Data entries

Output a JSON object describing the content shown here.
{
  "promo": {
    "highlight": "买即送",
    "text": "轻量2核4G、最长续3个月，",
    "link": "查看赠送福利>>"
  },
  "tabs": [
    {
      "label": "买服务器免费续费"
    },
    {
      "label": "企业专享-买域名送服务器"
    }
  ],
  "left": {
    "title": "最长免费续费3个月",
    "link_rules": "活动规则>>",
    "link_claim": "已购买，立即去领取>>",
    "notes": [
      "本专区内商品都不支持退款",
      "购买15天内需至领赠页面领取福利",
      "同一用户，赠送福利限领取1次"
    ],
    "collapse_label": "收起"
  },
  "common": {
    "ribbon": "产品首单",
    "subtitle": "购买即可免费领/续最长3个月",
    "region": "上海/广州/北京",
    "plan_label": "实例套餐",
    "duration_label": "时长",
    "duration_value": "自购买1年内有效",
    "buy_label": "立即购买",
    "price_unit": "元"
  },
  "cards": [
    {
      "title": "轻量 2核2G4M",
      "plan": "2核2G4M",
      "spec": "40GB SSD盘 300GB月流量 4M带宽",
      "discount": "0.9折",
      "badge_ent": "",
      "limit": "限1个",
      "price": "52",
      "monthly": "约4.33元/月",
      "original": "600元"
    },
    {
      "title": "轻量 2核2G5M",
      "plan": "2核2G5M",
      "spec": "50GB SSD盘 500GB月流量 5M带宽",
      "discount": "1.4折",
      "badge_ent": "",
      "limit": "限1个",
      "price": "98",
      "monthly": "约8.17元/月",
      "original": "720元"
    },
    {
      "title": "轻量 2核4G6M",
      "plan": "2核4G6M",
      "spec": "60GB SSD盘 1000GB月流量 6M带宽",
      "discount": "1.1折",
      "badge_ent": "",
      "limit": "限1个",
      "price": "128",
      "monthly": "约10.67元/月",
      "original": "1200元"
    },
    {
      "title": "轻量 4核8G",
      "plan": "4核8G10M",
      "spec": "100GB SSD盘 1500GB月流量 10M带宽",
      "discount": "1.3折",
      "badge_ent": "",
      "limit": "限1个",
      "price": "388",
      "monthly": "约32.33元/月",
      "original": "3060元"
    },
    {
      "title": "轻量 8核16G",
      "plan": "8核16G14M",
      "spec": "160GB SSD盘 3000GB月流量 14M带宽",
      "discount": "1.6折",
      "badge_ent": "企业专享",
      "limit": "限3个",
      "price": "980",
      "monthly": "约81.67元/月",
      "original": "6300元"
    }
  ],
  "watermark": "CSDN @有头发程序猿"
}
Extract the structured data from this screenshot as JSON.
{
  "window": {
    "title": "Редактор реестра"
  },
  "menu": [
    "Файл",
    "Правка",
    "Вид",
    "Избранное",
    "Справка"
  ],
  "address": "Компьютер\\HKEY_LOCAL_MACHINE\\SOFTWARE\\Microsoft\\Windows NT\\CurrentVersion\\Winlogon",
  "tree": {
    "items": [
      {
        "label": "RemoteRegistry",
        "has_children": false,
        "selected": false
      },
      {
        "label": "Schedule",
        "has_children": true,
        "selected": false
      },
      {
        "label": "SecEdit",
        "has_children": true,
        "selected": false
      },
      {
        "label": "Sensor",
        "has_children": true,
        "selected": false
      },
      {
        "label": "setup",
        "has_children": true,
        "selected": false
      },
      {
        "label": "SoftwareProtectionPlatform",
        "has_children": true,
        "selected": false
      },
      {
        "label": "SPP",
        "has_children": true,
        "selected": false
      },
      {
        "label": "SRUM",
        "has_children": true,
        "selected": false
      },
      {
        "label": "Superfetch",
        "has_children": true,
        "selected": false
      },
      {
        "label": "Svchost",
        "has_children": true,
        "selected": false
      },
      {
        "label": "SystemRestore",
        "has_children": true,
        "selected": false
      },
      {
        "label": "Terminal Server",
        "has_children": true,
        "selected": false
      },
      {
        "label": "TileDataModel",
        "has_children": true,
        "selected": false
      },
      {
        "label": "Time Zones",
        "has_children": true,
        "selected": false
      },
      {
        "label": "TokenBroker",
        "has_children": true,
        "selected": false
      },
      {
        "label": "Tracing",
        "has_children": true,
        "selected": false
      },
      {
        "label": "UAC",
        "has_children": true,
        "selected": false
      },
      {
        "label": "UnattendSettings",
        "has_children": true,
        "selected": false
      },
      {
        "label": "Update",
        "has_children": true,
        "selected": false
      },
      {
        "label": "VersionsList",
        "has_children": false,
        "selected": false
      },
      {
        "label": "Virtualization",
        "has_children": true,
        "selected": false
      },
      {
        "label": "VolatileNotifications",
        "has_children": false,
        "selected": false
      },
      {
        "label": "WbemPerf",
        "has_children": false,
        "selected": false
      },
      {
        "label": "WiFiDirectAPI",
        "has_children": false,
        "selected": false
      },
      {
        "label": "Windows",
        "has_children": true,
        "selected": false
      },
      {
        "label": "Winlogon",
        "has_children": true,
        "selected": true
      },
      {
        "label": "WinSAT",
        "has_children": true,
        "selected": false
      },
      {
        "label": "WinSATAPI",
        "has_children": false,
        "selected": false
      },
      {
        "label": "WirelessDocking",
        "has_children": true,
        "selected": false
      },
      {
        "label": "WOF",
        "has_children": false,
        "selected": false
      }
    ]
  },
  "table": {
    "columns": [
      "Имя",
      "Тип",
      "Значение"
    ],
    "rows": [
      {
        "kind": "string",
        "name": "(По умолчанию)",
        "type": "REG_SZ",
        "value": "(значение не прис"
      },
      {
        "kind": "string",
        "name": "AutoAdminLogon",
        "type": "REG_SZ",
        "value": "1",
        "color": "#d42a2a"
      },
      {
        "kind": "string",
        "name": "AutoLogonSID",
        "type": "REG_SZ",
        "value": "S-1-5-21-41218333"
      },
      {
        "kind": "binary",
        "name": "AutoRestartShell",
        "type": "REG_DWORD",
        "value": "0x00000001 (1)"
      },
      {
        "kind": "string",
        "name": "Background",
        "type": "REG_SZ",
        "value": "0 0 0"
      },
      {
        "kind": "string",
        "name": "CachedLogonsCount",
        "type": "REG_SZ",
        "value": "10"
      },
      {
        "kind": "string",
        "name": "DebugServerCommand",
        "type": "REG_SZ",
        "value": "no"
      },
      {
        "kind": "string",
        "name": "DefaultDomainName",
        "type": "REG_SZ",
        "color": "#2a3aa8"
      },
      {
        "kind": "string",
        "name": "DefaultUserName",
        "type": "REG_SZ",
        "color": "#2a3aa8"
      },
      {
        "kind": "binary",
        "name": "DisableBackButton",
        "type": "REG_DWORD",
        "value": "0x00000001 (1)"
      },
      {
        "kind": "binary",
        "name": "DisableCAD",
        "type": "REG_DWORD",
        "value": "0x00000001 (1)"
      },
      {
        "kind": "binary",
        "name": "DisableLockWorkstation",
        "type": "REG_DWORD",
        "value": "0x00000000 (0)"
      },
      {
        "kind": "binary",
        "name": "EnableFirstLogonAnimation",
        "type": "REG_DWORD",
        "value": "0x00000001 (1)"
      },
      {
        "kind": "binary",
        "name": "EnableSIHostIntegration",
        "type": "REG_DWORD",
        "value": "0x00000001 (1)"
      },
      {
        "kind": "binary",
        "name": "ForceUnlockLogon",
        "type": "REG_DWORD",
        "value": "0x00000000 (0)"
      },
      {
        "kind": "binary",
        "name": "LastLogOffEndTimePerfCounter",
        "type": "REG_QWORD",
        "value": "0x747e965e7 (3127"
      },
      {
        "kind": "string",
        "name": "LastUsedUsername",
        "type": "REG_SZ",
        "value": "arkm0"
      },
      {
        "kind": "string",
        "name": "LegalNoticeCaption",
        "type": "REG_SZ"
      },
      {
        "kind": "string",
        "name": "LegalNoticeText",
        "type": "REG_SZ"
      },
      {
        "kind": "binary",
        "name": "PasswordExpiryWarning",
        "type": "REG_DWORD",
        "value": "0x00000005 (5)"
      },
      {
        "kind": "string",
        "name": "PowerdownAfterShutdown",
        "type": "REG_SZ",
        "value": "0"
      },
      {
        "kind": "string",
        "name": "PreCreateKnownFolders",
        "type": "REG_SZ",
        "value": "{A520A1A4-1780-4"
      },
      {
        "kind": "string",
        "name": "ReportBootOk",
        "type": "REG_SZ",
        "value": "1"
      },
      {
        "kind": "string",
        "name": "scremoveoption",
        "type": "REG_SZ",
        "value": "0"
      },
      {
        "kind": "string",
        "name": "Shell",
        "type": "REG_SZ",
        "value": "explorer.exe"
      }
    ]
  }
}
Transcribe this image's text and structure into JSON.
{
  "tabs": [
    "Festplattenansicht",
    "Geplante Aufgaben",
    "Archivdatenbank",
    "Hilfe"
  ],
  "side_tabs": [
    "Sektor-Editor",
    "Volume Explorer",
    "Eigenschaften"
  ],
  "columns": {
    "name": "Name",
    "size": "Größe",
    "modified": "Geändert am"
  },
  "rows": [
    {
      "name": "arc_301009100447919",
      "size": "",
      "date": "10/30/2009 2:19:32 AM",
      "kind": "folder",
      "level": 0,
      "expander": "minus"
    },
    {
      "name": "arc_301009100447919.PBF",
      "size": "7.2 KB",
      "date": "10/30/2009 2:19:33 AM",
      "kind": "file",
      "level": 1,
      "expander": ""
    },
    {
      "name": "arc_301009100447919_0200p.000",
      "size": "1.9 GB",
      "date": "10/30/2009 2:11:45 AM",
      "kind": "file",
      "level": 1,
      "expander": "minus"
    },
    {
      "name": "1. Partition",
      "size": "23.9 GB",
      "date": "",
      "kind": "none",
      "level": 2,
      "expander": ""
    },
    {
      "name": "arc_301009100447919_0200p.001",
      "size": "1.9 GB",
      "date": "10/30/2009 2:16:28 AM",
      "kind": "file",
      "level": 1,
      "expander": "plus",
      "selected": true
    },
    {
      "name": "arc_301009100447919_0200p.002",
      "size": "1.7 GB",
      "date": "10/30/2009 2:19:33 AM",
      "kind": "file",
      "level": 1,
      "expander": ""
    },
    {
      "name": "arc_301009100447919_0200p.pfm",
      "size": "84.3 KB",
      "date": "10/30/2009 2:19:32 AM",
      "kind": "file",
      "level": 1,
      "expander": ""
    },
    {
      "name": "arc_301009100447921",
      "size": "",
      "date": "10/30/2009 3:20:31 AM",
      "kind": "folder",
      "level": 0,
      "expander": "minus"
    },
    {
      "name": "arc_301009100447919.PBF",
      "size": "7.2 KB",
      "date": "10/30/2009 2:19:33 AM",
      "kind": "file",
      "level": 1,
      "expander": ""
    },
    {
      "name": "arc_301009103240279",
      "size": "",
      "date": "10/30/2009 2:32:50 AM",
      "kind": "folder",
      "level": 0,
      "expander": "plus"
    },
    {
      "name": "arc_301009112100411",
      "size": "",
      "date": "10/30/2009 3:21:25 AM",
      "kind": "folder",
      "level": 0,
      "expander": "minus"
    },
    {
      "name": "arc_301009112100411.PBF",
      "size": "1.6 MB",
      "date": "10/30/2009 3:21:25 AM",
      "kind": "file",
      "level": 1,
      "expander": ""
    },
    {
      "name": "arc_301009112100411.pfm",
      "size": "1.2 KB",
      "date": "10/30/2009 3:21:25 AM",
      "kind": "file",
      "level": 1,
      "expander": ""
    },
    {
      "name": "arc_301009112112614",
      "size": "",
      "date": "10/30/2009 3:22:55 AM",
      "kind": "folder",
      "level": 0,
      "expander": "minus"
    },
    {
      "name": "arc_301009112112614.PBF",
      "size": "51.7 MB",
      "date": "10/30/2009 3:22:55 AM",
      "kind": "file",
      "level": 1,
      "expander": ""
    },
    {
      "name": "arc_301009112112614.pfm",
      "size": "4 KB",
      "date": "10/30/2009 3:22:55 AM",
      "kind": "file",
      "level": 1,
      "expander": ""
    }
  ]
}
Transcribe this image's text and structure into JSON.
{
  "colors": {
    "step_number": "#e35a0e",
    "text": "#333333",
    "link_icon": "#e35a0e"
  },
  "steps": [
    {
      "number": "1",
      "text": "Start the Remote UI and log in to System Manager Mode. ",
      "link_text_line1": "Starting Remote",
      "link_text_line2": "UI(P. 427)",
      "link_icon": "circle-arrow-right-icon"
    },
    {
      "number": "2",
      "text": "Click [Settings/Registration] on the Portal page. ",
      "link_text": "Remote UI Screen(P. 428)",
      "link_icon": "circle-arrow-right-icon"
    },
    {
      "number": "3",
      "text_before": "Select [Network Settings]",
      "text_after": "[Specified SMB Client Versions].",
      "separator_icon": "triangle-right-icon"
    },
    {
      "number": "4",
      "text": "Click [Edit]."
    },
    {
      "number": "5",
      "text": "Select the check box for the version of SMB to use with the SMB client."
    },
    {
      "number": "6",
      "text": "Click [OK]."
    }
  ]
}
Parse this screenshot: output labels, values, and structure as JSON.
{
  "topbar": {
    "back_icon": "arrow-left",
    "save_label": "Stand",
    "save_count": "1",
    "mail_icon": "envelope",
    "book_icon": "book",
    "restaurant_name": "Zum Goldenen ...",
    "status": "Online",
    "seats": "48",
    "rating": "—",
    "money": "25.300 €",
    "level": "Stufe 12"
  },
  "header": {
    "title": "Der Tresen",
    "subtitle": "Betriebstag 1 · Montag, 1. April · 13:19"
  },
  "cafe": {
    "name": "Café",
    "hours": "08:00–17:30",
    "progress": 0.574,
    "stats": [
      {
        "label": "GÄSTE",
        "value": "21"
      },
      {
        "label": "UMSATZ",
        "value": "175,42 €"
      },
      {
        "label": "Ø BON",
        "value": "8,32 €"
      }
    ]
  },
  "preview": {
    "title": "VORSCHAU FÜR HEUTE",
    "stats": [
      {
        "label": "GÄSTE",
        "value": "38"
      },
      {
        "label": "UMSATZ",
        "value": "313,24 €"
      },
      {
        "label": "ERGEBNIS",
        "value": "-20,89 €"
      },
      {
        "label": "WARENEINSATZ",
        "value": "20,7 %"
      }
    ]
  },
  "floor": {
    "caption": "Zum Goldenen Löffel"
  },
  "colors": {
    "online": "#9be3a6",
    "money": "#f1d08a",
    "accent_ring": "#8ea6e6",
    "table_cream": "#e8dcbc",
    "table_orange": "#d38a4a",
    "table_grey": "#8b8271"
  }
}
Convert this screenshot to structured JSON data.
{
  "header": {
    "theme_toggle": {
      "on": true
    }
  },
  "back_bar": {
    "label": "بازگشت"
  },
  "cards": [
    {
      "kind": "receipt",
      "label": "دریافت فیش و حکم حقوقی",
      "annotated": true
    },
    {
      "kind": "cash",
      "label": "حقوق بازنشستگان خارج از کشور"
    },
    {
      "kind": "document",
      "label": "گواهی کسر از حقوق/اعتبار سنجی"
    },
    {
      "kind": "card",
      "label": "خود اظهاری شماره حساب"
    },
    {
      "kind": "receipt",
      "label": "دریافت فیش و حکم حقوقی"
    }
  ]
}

Your task >>
Only the lines from the one with "Convert this screenshot" through the end of the material are wanted; copy them exactly, both ends included.

Finished exercise >>
Convert this screenshot to structured JSON data.
{
  "header": {
    "theme_toggle": {
      "on": true
    }
  },
  "back_bar": {
    "label": "بازگشت"
  },
  "cards": [
    {
      "kind": "receipt",
      "label": "دریافت فیش و حکم حقوقی",
      "annotated": true
    },
    {
      "kind": "cash",
      "label": "حقوق بازنشستگان خارج از کشور"
    },
    {
      "kind": "document",
      "label": "گواهی کسر از حقوق/اعتبار سنجی"
    },
    {
      "kind": "card",
      "label": "خود اظهاری شماره حساب"
    },
    {
      "kind": "receipt",
      "label": "دریافت فیش و حکم حقوقی"
    }
  ]
}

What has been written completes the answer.